WRITTEN REQUEST> Copy each line that has the string "SOFR" somewhere in it.

DATA SUPPLIED>
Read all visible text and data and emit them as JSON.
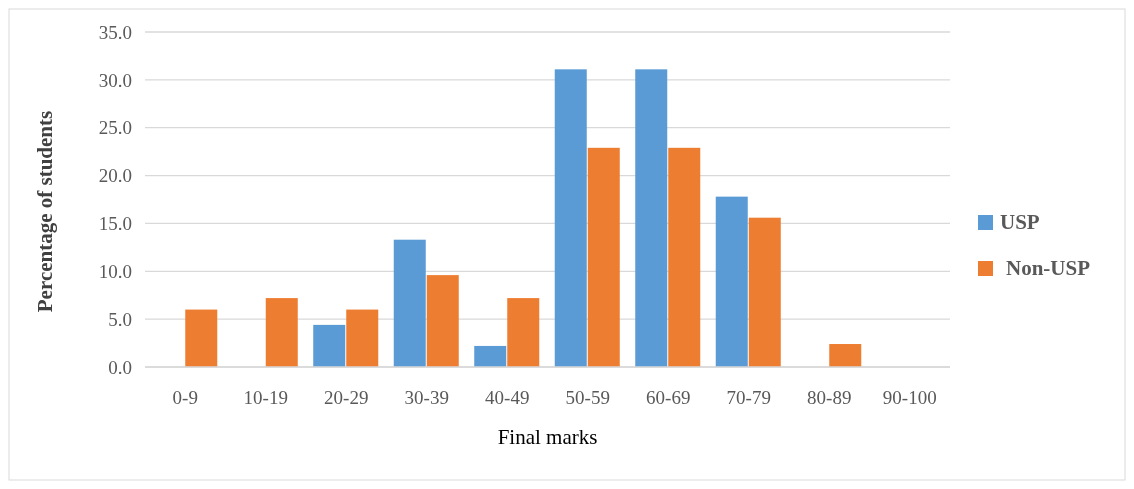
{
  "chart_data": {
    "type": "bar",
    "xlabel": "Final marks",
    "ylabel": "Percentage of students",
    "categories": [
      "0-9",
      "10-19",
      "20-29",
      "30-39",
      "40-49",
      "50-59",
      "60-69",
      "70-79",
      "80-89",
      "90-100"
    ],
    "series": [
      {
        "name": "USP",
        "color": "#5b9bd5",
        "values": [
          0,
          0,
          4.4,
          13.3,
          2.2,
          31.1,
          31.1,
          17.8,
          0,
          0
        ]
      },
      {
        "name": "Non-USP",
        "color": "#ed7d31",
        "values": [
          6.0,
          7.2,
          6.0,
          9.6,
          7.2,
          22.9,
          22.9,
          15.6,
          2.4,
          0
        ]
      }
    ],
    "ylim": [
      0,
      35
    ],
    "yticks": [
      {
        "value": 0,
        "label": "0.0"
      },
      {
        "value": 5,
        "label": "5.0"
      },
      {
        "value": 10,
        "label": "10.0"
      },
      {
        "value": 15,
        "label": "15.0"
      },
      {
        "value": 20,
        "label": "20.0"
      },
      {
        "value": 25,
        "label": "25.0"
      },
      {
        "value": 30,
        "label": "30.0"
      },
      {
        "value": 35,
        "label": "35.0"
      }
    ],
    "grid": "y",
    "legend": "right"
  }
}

---

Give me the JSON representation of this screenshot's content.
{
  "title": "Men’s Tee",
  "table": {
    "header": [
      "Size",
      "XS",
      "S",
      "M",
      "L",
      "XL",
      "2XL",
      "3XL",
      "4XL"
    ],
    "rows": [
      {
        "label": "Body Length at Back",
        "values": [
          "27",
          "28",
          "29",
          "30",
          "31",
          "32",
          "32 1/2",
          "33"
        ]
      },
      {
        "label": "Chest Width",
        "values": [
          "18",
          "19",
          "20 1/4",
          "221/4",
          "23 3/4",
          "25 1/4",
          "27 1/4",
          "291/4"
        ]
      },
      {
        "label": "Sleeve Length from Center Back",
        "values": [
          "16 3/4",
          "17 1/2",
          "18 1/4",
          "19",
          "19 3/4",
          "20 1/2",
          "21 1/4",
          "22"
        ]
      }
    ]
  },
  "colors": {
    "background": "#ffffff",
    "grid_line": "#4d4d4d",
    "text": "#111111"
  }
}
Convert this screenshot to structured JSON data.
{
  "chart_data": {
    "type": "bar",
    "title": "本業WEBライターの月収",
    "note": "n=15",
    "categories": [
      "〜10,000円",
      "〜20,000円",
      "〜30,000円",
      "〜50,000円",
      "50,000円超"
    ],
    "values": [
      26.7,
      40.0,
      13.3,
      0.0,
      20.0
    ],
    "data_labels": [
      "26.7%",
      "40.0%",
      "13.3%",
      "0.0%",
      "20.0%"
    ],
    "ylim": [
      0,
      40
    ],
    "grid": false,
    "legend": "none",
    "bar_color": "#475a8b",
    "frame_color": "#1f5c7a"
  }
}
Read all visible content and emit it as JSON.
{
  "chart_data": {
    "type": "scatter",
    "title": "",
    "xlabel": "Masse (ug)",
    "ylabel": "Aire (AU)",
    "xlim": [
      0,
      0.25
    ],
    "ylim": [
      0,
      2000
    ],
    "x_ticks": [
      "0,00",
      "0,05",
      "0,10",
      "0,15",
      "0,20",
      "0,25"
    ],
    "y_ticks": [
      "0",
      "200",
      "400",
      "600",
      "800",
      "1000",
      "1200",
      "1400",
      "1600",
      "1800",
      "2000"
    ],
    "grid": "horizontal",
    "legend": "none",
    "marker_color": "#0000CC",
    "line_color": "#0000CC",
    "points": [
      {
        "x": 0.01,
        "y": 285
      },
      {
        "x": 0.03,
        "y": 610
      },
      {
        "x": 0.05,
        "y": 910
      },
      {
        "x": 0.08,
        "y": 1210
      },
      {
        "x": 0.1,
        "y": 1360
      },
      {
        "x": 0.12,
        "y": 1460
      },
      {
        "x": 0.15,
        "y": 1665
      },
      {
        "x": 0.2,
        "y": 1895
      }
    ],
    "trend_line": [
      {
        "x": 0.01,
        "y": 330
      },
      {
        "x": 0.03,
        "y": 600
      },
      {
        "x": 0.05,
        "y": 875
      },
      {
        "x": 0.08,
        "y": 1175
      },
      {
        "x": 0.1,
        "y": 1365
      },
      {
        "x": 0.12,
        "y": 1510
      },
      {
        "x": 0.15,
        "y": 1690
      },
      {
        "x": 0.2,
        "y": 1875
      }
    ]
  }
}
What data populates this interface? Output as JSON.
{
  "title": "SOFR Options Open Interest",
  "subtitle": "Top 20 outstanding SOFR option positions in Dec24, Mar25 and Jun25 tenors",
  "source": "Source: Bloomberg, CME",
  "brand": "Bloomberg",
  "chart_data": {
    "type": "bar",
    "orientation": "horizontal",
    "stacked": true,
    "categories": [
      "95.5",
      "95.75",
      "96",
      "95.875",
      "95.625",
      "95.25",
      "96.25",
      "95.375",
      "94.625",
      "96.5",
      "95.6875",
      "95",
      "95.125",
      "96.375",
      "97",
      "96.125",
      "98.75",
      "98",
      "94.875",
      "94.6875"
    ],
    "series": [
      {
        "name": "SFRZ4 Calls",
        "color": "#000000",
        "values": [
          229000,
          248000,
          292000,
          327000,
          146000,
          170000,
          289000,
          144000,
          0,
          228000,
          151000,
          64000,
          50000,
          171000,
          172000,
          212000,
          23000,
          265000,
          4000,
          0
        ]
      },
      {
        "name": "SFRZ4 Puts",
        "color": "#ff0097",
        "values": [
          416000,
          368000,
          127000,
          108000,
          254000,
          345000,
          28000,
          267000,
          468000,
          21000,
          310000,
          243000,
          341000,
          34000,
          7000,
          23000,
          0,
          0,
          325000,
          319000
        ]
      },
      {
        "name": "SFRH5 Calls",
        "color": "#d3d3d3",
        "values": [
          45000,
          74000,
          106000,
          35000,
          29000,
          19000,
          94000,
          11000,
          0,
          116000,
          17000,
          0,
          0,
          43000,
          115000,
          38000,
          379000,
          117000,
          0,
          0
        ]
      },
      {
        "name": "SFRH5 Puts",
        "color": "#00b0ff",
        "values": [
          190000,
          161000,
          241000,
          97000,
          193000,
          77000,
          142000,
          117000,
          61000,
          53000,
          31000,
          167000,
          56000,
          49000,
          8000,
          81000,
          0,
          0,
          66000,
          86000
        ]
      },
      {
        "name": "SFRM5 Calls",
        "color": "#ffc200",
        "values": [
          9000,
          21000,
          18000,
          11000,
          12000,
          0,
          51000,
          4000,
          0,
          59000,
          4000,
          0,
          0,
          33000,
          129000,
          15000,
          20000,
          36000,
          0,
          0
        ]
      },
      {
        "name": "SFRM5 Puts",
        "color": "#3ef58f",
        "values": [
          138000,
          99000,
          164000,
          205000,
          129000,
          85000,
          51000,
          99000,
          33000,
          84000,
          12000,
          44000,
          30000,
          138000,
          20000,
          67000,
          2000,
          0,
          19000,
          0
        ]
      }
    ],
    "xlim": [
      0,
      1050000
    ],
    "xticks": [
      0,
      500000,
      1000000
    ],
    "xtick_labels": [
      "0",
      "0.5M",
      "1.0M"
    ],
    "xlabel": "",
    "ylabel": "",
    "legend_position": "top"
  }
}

--

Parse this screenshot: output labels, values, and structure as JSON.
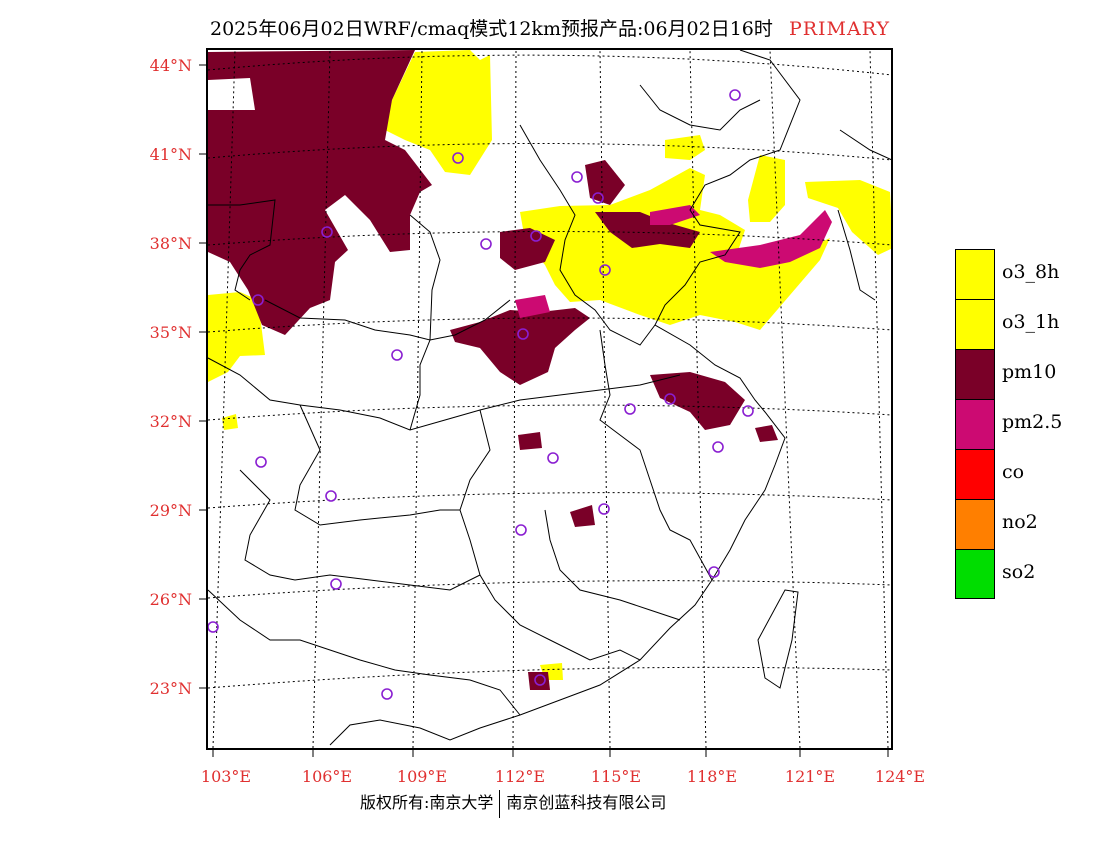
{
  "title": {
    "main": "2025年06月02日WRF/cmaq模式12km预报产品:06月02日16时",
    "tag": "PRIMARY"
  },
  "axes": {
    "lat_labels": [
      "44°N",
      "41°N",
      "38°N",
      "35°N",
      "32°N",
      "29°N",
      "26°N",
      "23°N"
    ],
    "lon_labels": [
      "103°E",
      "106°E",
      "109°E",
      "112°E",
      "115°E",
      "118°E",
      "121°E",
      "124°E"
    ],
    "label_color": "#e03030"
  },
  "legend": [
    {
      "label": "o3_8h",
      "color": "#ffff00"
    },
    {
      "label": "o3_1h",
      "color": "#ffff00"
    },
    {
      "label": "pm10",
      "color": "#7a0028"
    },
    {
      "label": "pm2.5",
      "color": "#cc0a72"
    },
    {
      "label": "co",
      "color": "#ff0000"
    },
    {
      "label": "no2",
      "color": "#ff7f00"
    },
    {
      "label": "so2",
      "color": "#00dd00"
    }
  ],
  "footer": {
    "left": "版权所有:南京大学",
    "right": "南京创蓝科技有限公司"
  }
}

RESULT FOR THIS EXERCISE>
  "title": "SOFR Options Open Interest",
  "subtitle": "Top 20 outstanding SOFR option positions in Dec24, Mar25 and Jun25 tenors",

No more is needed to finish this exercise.